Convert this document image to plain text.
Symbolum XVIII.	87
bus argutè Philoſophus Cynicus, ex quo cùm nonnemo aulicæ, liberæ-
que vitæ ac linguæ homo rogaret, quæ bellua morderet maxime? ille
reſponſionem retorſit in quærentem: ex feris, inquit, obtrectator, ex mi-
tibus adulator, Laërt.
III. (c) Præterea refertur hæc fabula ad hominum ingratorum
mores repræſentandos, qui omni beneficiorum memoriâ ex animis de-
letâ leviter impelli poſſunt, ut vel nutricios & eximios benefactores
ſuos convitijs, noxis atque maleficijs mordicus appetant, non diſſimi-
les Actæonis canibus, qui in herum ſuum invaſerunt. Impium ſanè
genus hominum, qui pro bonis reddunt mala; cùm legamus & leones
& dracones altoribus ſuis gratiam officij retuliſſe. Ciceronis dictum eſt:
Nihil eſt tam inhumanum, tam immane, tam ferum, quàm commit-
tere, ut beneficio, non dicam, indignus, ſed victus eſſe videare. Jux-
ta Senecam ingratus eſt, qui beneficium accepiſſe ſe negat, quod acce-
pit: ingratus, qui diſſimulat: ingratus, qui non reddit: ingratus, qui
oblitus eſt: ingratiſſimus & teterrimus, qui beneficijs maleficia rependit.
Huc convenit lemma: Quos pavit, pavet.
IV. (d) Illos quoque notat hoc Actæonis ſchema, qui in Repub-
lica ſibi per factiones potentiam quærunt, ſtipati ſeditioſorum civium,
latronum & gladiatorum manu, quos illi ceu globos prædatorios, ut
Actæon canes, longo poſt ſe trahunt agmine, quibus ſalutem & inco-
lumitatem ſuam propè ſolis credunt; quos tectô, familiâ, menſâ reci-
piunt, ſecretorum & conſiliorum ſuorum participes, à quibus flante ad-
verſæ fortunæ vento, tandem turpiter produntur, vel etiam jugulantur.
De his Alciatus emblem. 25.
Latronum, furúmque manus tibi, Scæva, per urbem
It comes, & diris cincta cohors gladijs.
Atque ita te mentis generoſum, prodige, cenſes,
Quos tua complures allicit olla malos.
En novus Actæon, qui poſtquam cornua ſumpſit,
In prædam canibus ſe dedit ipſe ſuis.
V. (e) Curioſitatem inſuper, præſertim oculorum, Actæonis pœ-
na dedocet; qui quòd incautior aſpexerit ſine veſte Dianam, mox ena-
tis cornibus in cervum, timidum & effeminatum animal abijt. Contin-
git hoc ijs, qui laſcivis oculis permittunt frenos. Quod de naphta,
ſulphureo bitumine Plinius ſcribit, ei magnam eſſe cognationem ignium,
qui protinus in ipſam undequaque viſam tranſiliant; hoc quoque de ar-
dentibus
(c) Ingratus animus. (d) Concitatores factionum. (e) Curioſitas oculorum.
***
*Instructions for the task*.
Copy out each line in the preceding records that contains "quibus".

*Answer to the problem*.
Actæon canes, longo poſt ſe trahunt agmine, quibus ſalutem & inco-
piunt, ſecretorum & conſiliorum ſuorum participes, à quibus flante ad-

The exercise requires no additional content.